WHAT IS EXPECTED:
Pull out all lines from the listing below in which the word "Warten" appears.

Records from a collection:
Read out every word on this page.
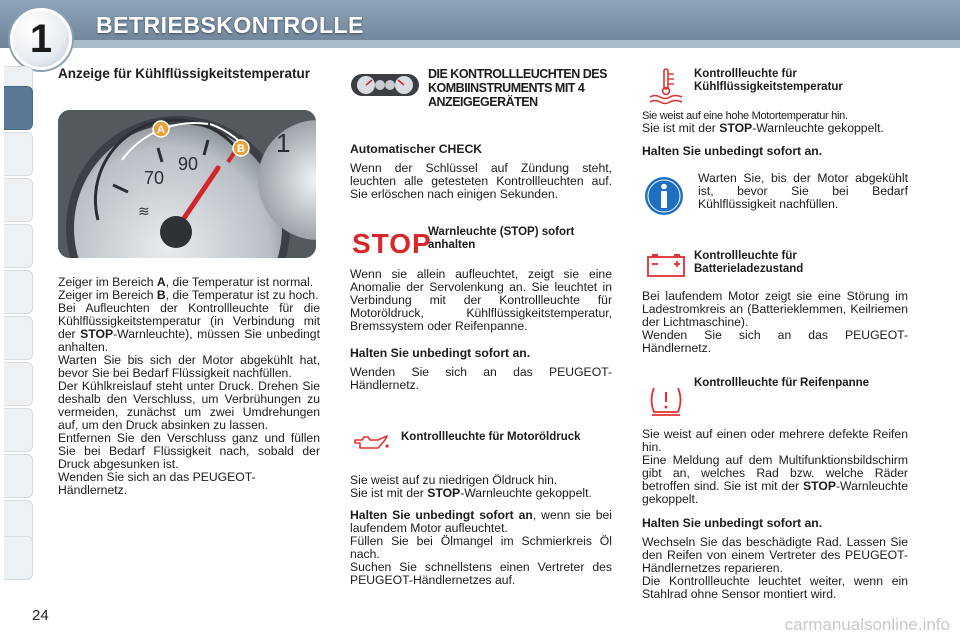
1	BETRIEBSKONTROLLE
Anzeige für Kühlflüssigkeitstemperatur
70
90
1
A
B
≋

Zeiger im Bereich A, die Temperatur ist normal.

Zeiger im Bereich B, die Temperatur ist zu hoch.

Bei Aufleuchten der Kontrollleuchte für die Kühlflüssigkeitstemperatur (in Verbindung mit der STOP-Warnleuchte), müssen Sie unbedingt anhalten.

Warten Sie bis sich der Motor abgekühlt hat, bevor Sie bei Bedarf Flüssigkeit nachfüllen.

Der Kühlkreislauf steht unter Druck. Drehen Sie deshalb den Verschluss, um Verbrühungen zu vermeiden, zunächst um zwei Umdrehungen auf, um den Druck absinken zu lassen.

Entfernen Sie den Verschluss ganz und füllen Sie bei Bedarf Flüssigkeit nach, sobald der Druck abgesunken ist.

Wenden Sie sich an das PEUGEOT-Händlernetz.

DIE KONTROLLLEUCHTEN DES KOMBIINSTRUMENTS MIT 4 ANZEIGEGERÄTEN
Automatischer CHECK

Wenn der Schlüssel auf Zündung steht, leuchten alle getesteten Kontrollleuchten auf. Sie erlöschen nach einigen Sekunden.

STOP
Warnleuchte (STOP) sofort anhalten

Wenn sie allein aufleuchtet, zeigt sie eine Anomalie der Servolenkung an. Sie leuchtet in Verbindung mit der Kontrollleuchte für Motoröldruck, Kühlflüssigkeitstemperatur, Bremssystem oder Reifenpanne.

Halten Sie unbedingt sofort an.

Wenden Sie sich an das PEUGEOT-Händlernetz.

Kontrollleuchte für Motoröldruck

Sie weist auf zu niedrigen Öldruck hin.

Sie ist mit der STOP-Warnleuchte gekoppelt.

Halten Sie unbedingt sofort an, wenn sie bei laufendem Motor aufleuchtet.

Füllen Sie bei Ölmangel im Schmierkreis Öl nach.

Suchen Sie schnellstens einen Vertreter des PEUGEOT-Händlernetzes auf.

Kontrollleuchte für Kühlflüssigkeitstemperatur
Sie weist auf eine hohe Motortemperatur hin.

Sie ist mit der STOP-Warnleuchte gekoppelt.

Halten Sie unbedingt sofort an.

Warten Sie, bis der Motor abgekühlt ist, bevor Sie bei Bedarf Kühlflüssigkeit nachfüllen.

Kontrollleuchte für Batterieladezustand

Bei laufendem Motor zeigt sie eine Störung im Ladestromkreis an (Batterieklemmen, Keilriemen der Lichtmaschine).

Wenden Sie sich an das PEUGEOT-Händlernetz.

Kontrollleuchte für Reifenpanne

Sie weist auf einen oder mehrere defekte Reifen hin.

Eine Meldung auf dem Multifunktionsbildschirm gibt an, welches Rad bzw. welche Räder betroffen sind. Sie ist mit der STOP-Warnleuchte gekoppelt.

Halten Sie unbedingt sofort an.

Wechseln Sie das beschädigte Rad. Lassen Sie den Reifen von einem Vertreter des PEUGEOT-Händlernetzes reparieren.

Die Kontrollleuchte leuchtet weiter, wenn ein Stahlrad ohne Sensor montiert wird.

24	carmanualsonline.info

ANSWER TO THIS TASK:
Warten Sie bis sich der Motor abgekühlt hat, bevor Sie bei Bedarf Flüssigkeit nachfüllen.
Warten Sie, bis der Motor abgekühlt ist, bevor Sie bei Bedarf Kühlflüssigkeit nachfüllen.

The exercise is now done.